Exercise description >> Read through the data and report every line in which the word "βραδιά" occurs.

— BEGIN Records to use —

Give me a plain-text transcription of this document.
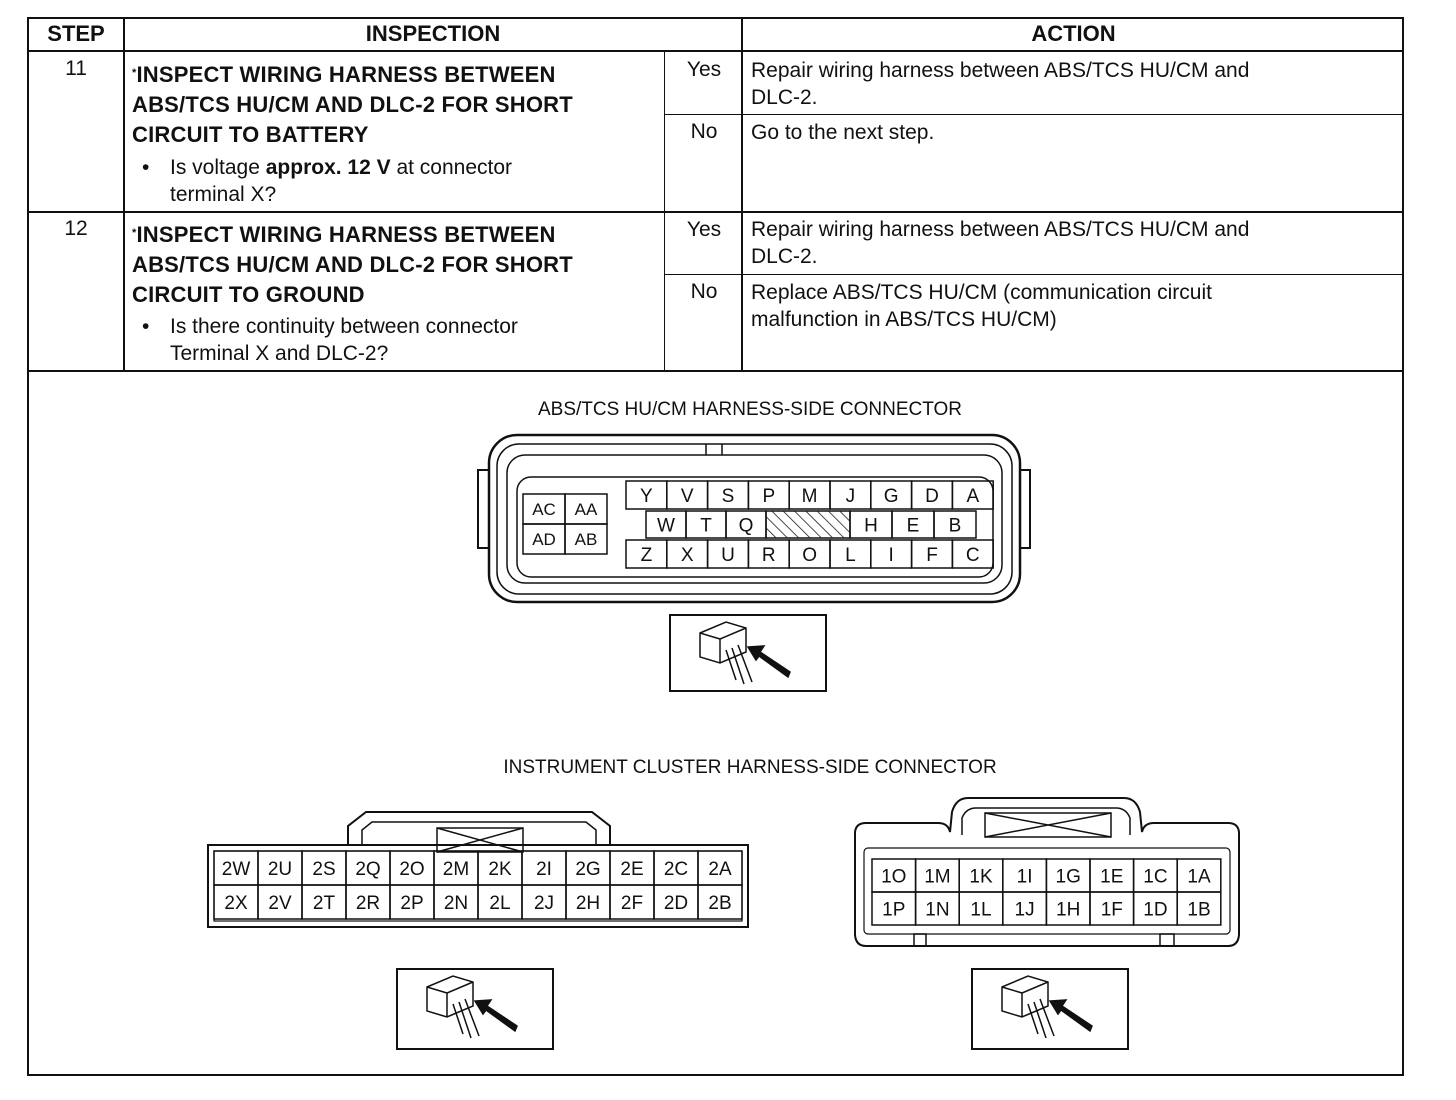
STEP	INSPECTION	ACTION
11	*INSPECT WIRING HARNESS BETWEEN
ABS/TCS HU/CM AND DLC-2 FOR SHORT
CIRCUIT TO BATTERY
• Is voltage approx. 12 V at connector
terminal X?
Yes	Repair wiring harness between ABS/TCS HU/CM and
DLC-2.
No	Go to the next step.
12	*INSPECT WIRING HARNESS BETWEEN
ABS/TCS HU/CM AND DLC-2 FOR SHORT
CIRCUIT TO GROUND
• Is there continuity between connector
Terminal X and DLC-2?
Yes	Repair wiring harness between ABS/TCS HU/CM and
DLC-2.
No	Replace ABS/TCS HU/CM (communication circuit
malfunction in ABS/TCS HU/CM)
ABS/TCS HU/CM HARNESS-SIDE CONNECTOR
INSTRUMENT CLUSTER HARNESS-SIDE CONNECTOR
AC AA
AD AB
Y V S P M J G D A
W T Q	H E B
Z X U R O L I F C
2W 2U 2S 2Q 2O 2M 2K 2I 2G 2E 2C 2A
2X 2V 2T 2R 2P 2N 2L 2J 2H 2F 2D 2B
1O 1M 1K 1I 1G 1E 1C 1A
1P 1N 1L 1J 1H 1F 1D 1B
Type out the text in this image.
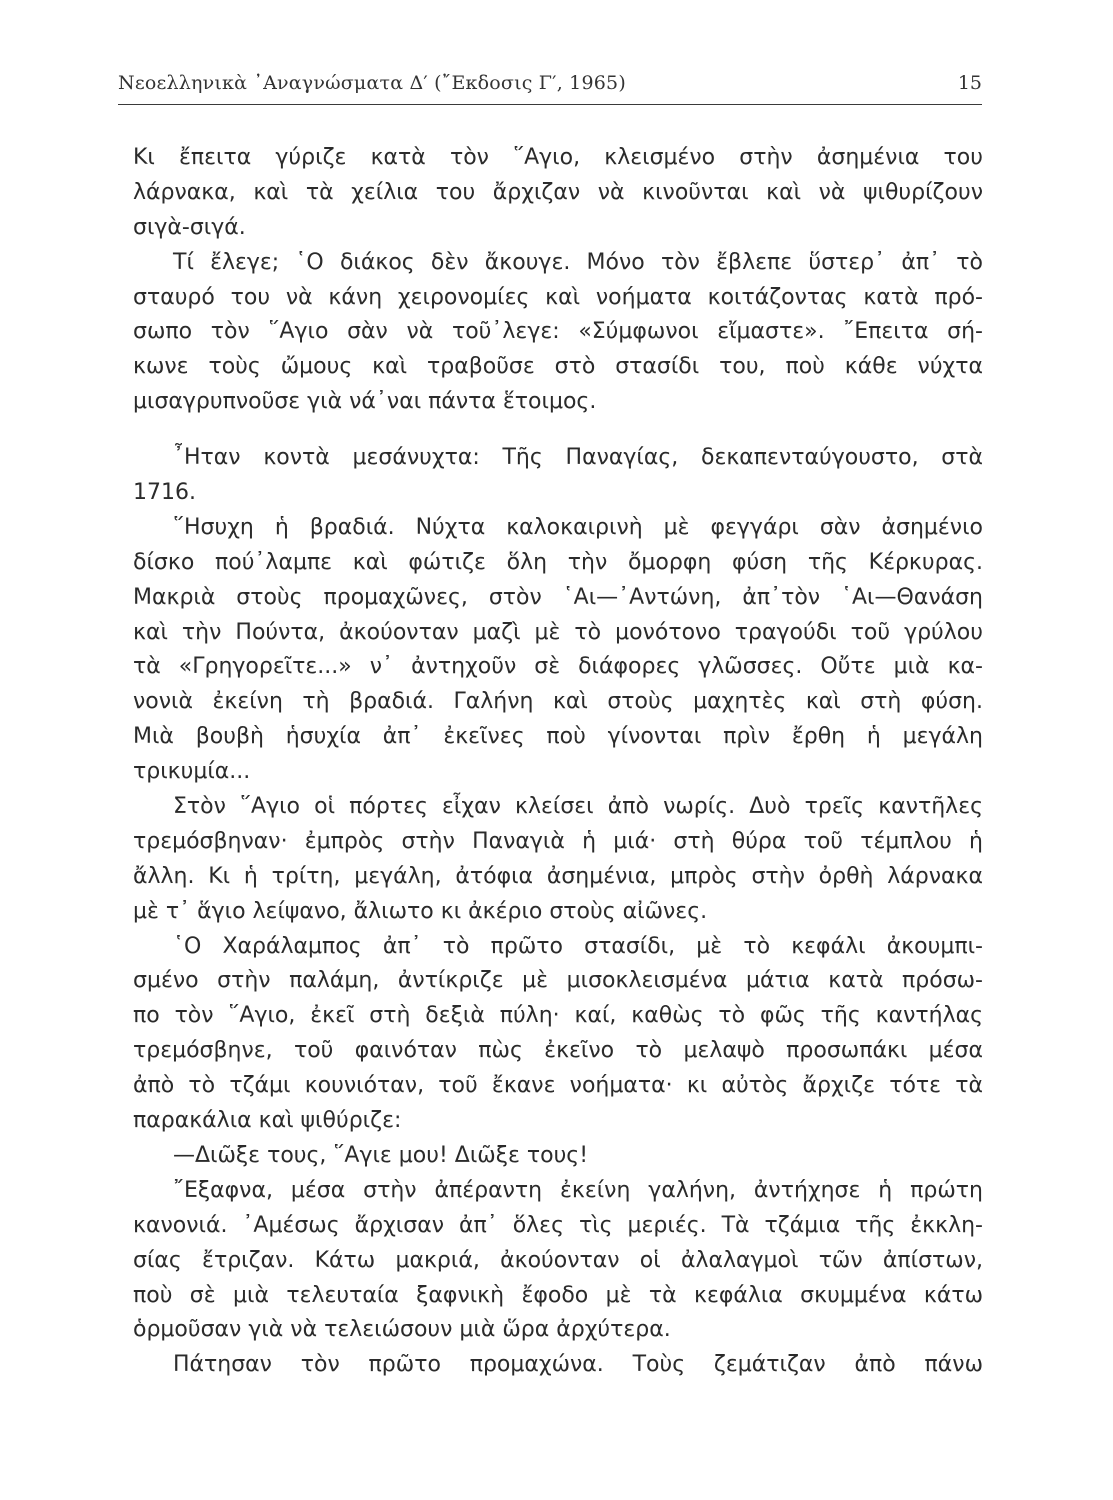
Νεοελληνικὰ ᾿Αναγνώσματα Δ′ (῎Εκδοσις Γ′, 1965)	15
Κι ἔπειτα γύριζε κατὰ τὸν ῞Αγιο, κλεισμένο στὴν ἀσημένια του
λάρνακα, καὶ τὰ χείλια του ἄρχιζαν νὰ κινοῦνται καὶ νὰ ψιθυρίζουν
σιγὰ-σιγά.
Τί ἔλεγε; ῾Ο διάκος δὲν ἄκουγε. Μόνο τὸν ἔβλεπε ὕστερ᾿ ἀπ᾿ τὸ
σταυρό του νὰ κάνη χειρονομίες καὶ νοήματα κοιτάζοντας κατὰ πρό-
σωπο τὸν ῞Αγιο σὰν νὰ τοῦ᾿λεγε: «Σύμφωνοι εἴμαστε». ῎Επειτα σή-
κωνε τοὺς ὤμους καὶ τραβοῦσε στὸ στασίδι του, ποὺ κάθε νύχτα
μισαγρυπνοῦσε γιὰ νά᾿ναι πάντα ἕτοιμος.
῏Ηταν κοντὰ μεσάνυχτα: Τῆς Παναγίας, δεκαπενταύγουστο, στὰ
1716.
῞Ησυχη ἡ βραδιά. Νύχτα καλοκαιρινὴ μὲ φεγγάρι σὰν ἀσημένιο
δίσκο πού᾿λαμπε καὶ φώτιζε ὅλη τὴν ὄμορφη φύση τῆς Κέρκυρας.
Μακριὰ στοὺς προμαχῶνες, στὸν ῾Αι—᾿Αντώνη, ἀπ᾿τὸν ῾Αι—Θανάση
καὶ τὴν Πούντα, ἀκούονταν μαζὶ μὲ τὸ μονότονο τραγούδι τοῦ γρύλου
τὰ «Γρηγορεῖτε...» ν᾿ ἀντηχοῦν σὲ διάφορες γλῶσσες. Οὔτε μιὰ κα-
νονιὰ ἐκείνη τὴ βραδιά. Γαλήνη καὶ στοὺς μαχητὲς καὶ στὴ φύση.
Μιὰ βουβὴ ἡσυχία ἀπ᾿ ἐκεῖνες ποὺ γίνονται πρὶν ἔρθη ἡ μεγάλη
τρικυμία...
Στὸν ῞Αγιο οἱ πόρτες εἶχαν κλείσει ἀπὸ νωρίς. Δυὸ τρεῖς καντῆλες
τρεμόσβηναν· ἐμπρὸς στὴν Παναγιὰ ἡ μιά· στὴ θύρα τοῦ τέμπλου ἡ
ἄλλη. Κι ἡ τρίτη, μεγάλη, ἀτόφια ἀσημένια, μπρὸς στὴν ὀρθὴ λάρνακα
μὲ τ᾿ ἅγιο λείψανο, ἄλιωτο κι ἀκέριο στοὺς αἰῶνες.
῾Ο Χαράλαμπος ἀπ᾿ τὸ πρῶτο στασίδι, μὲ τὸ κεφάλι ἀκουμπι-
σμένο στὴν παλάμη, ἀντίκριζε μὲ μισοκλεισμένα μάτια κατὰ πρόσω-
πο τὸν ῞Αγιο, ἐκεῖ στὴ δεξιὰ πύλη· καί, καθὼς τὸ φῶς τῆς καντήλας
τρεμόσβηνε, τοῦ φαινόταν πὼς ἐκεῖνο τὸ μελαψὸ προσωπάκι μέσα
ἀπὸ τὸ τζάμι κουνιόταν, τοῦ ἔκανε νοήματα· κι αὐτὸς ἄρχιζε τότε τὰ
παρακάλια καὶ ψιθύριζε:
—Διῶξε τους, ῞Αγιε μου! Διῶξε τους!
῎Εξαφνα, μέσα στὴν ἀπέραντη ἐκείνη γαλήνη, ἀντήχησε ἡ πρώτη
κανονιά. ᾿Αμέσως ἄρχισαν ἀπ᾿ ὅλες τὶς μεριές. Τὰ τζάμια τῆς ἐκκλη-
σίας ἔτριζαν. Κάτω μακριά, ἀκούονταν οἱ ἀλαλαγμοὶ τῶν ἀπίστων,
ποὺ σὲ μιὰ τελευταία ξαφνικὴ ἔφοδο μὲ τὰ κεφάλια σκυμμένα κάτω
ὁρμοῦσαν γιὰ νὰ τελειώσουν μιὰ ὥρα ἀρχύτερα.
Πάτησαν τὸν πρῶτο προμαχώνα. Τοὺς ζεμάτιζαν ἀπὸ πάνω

— END Records to use —
— BEGIN Records to use —

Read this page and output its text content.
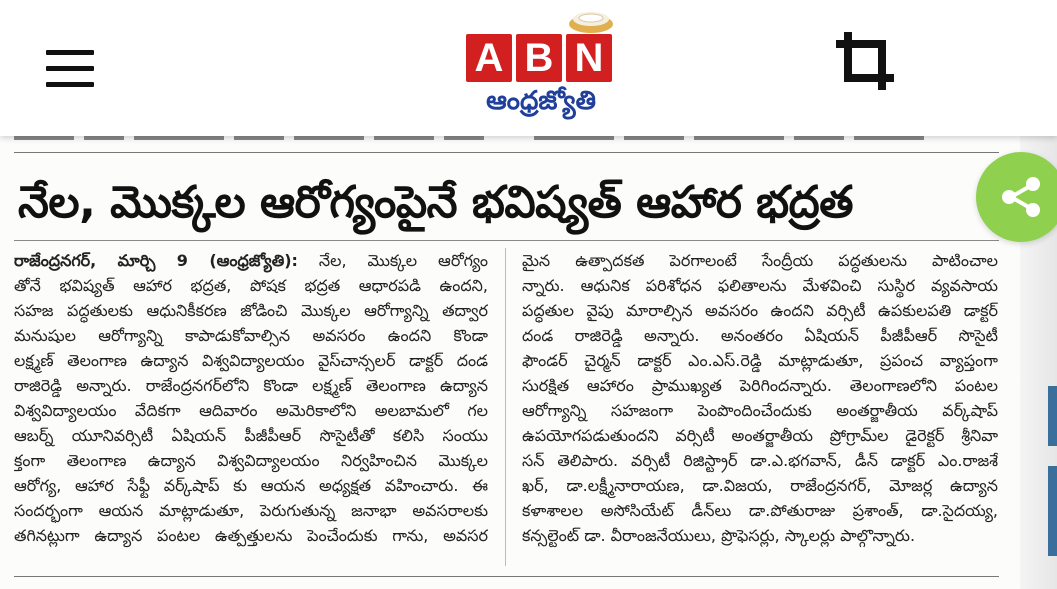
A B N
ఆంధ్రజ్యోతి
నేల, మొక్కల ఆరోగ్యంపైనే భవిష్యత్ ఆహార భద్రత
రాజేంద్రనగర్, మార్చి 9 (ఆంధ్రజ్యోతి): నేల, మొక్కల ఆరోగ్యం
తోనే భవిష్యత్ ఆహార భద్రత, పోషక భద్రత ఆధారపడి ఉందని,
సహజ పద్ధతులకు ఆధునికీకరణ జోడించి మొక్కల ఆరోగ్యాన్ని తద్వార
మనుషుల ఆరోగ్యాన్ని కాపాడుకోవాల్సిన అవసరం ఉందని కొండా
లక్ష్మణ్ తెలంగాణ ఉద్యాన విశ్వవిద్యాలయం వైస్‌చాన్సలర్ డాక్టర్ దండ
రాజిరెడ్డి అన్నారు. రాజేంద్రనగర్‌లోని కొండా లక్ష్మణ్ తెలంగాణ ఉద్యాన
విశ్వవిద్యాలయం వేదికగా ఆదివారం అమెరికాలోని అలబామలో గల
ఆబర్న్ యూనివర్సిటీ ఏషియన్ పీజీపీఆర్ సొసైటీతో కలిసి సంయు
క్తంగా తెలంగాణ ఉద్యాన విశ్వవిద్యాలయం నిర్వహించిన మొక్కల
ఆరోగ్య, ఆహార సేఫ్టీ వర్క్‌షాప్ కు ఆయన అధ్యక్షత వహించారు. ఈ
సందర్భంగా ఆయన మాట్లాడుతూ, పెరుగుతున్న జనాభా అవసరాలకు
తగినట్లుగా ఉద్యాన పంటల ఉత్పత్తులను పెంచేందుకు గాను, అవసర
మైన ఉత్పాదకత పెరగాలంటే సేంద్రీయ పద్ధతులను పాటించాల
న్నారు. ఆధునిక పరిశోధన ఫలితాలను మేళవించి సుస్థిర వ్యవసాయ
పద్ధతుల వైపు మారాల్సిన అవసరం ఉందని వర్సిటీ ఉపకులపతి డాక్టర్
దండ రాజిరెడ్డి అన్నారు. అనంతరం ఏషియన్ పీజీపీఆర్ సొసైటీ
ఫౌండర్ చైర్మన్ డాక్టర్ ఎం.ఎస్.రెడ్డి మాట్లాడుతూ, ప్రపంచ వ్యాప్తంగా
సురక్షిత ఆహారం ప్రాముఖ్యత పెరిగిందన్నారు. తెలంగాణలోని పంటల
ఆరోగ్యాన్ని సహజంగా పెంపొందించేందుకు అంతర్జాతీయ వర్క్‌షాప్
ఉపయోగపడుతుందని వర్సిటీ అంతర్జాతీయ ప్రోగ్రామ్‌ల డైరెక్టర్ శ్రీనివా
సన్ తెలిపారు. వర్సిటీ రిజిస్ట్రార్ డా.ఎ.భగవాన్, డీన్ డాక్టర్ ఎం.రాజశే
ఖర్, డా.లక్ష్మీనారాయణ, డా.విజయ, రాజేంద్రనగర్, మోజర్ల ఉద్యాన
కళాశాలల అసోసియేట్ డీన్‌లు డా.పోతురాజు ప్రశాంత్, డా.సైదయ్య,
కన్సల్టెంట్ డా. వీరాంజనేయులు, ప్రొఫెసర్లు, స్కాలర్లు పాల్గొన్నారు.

— END Records to use —

The response >>
῞Ησυχη ἡ βραδιά. Νύχτα καλοκαιρινὴ μὲ φεγγάρι σὰν ἀσημένιο
νονιὰ ἐκείνη τὴ βραδιά. Γαλήνη καὶ στοὺς μαχητὲς καὶ στὴ φύση.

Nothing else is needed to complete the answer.